--- START Provided information ---
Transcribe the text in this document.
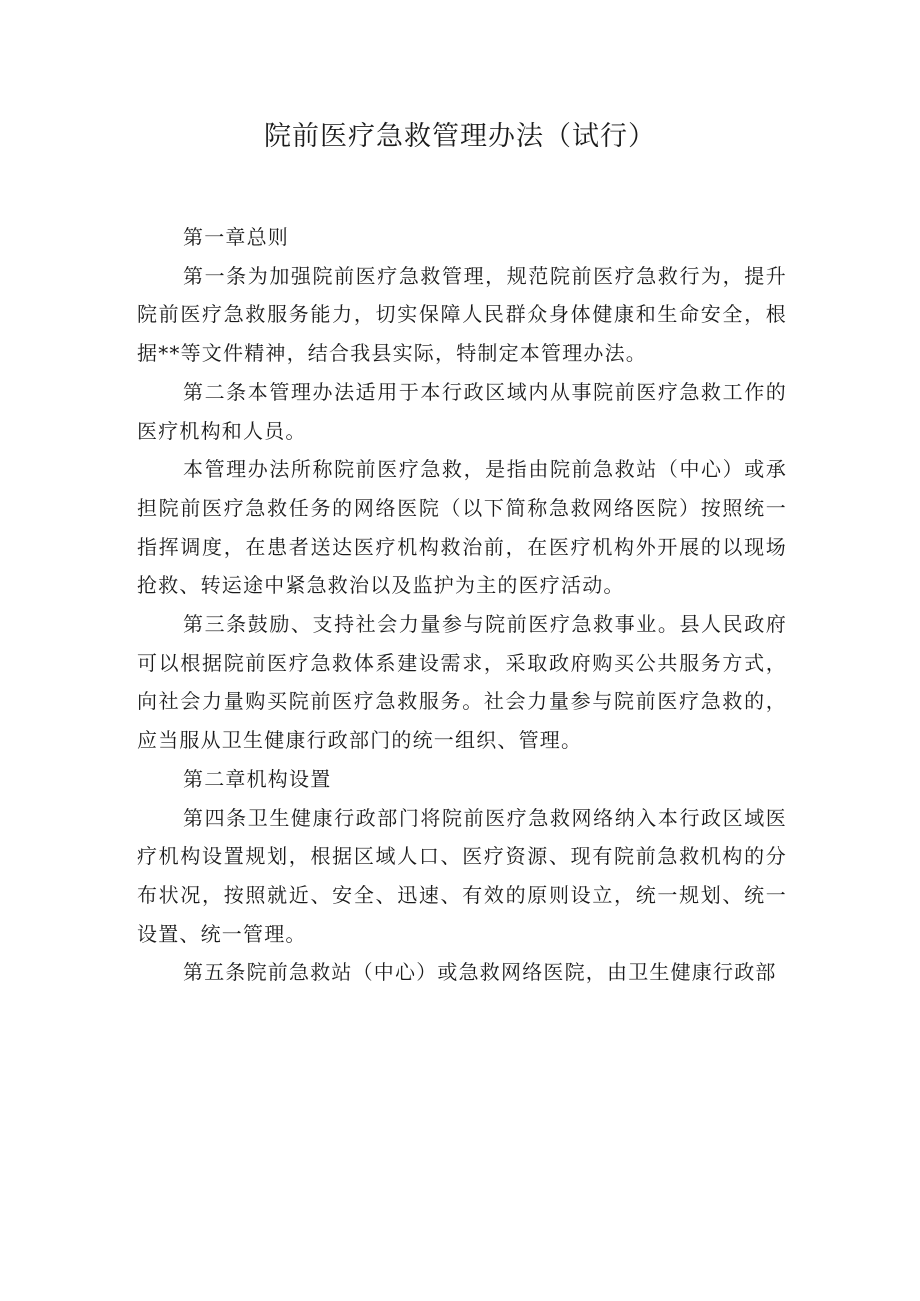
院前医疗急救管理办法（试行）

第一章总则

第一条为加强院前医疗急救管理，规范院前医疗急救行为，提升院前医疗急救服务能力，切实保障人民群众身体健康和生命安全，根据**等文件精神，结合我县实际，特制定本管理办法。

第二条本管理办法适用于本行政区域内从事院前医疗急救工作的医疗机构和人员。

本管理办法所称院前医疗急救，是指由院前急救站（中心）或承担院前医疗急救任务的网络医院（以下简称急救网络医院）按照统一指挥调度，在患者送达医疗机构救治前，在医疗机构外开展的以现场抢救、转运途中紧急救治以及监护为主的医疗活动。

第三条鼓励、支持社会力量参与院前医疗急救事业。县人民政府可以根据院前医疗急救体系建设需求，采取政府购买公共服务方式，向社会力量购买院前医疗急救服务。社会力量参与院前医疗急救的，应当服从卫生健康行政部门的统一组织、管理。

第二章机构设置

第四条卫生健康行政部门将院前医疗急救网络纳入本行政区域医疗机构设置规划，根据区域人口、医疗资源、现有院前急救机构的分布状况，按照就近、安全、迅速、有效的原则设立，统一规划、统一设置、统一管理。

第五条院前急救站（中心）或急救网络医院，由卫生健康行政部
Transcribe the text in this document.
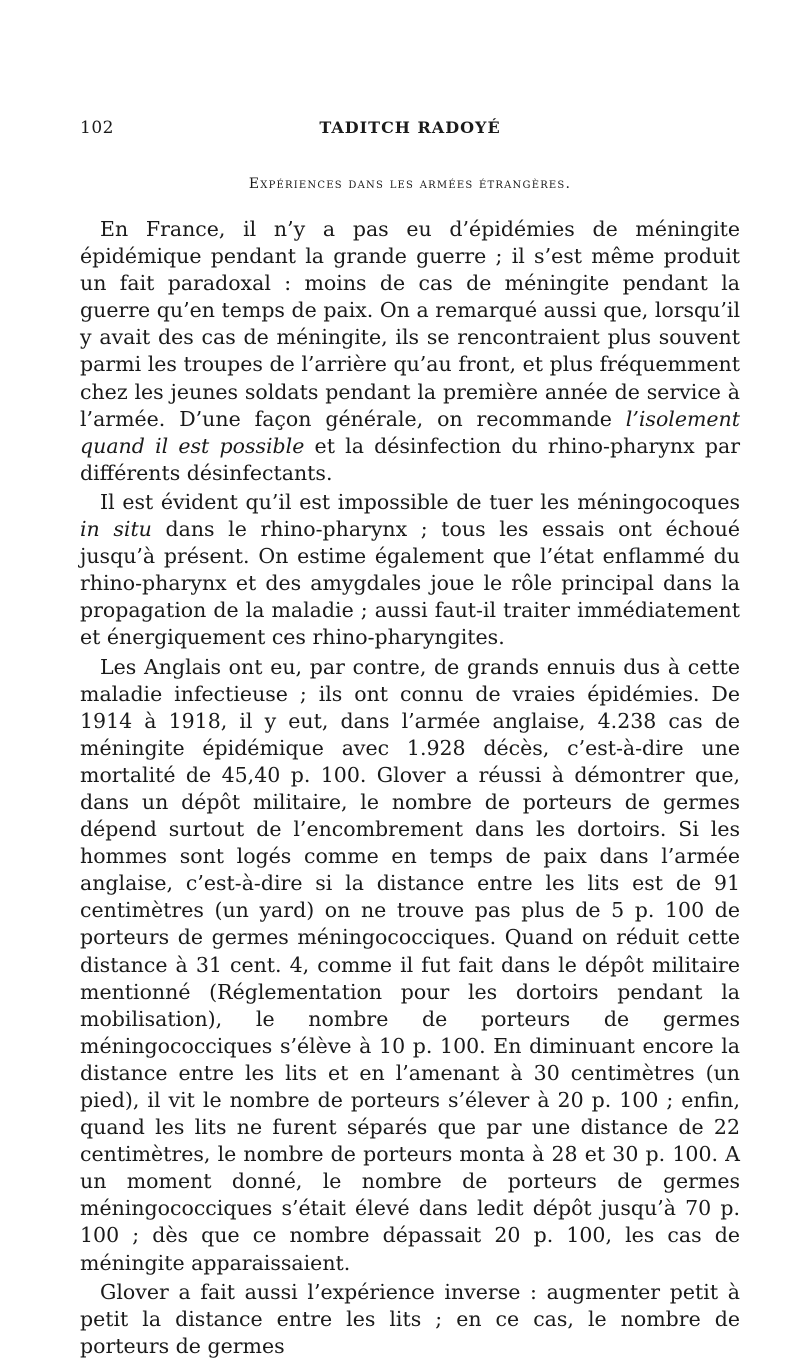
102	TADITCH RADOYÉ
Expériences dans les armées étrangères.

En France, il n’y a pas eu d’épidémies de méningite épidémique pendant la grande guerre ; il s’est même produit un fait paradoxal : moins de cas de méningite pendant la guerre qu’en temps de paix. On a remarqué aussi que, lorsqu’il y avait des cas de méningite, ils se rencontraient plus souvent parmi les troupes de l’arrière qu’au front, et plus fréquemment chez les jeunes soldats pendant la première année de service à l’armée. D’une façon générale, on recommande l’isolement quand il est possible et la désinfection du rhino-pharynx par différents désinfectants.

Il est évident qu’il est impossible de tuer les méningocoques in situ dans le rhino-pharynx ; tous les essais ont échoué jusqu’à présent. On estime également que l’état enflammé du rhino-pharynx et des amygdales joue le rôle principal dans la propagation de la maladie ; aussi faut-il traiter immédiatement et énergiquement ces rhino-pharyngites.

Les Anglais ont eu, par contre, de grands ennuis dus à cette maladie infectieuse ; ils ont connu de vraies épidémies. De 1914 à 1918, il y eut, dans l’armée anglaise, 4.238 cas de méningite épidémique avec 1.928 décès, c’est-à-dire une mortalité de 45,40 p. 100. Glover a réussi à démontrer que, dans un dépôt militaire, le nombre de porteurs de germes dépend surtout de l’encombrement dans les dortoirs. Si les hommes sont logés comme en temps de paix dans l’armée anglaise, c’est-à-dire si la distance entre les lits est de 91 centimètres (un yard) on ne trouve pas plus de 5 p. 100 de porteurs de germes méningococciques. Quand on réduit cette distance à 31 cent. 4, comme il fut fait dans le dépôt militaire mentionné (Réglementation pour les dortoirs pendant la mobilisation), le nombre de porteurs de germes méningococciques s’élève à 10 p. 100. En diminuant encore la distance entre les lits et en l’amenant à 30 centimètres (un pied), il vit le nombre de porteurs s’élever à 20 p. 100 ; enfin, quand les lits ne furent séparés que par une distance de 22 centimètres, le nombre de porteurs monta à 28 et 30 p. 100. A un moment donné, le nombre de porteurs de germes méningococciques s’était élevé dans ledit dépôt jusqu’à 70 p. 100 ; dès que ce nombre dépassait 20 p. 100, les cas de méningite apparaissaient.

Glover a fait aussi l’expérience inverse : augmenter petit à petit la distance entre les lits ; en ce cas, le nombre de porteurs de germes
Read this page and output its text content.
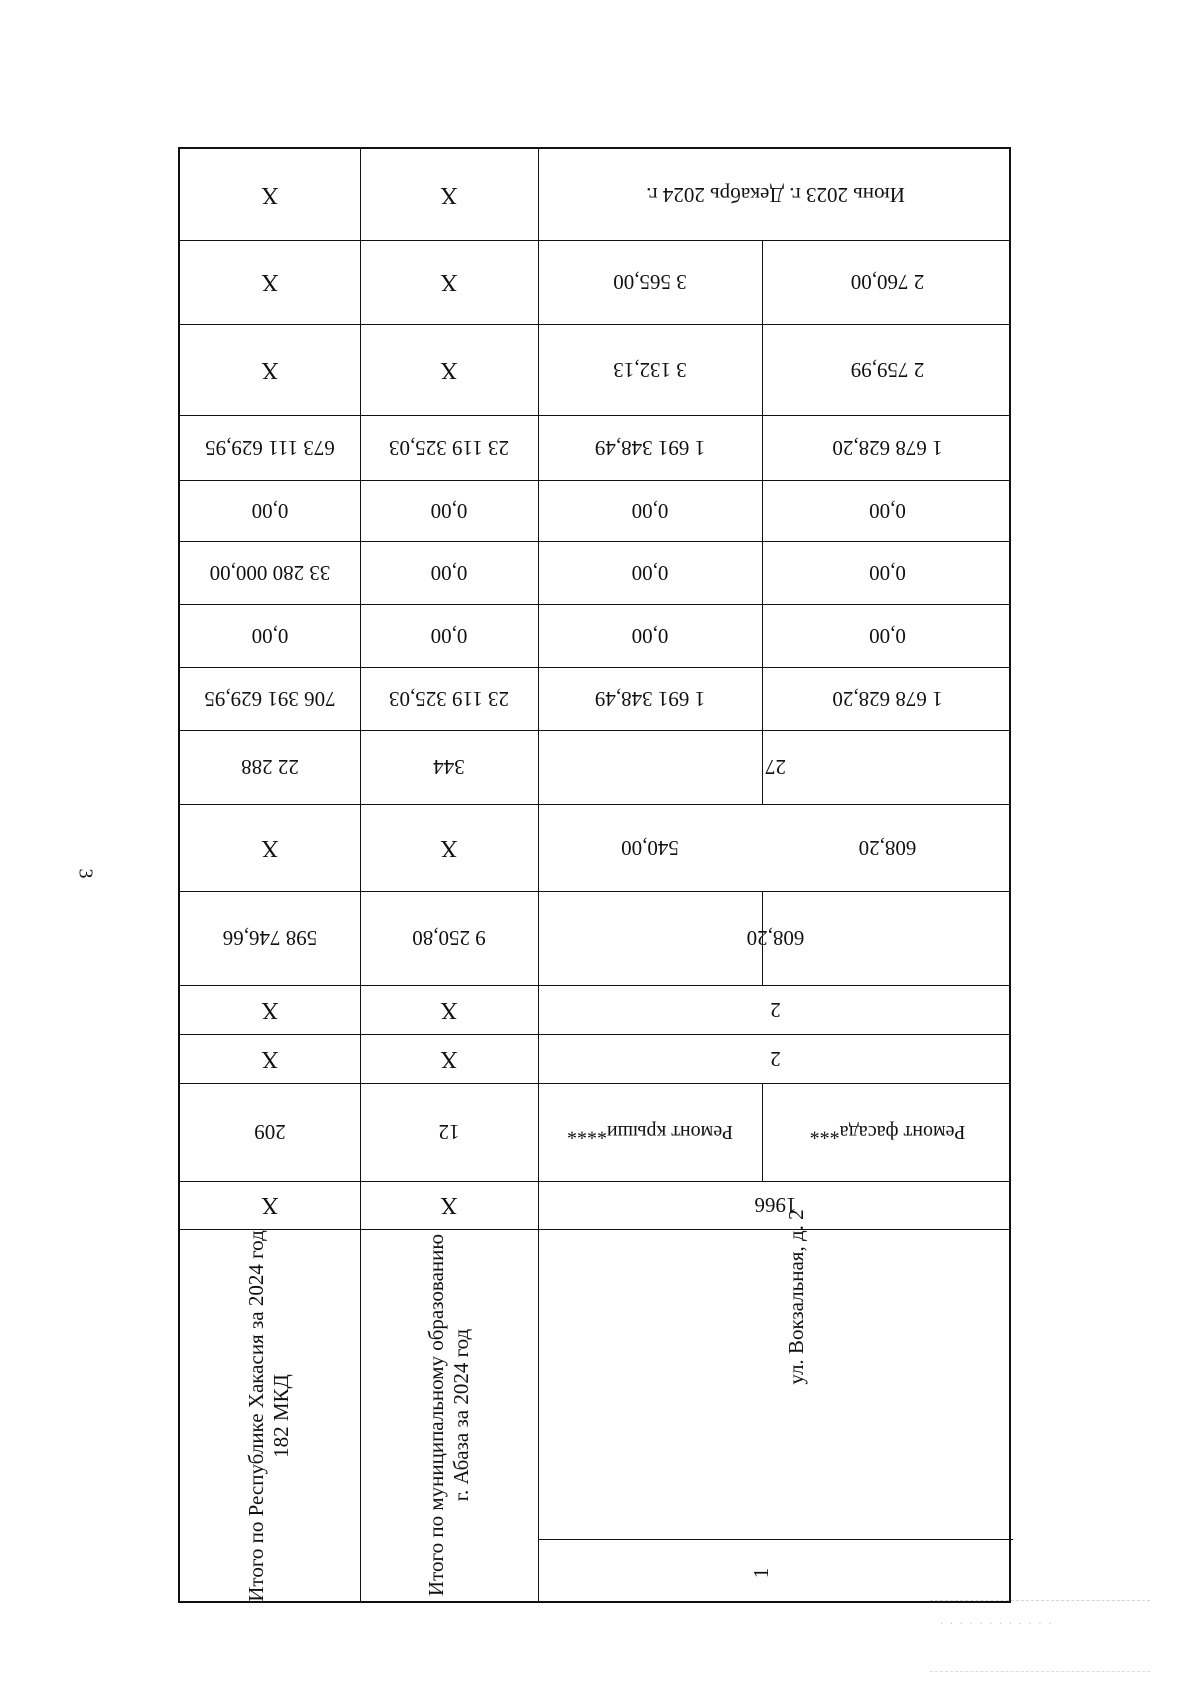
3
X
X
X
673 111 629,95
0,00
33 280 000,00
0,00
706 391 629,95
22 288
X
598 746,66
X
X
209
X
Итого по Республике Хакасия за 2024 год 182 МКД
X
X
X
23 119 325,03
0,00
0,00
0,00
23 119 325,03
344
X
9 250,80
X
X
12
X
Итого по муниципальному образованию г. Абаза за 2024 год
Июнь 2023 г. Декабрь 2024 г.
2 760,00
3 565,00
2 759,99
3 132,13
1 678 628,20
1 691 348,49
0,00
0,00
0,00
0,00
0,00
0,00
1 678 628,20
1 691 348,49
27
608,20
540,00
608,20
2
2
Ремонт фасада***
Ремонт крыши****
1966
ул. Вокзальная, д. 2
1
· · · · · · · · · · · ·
--- END Provided information ---
Directive → Search the preceding listing for the word "aussi" and pull out every line that holds it.

Reply →
En France, il n’y a pas eu d’épidémies de méningite épidémique pendant la grande guerre ; il s’est même produit un fait paradoxal : moins de cas de méningite pendant la guerre qu’en temps de paix. On a remarqué aussi que, lorsqu’il y avait des cas de méningite, ils se rencontraient plus souvent parmi les troupes de l’arrière qu’au front, et plus fréquemment chez les jeunes soldats pendant la première année de service à l’armée. D’une façon générale, on recommande l’isolement quand il est possible et la désinfection du rhino-pharynx par différents désinfectants.
Il est évident qu’il est impossible de tuer les méningocoques in situ dans le rhino-pharynx ; tous les essais ont échoué jusqu’à présent. On estime également que l’état enflammé du rhino-pharynx et des amygdales joue le rôle principal dans la propagation de la maladie ; aussi faut-il traiter immédiatement et énergiquement ces rhino-pharyngites.
Glover a fait aussi l’expérience inverse : augmenter petit à petit la distance entre les lits ; en ce cas, le nombre de porteurs de germes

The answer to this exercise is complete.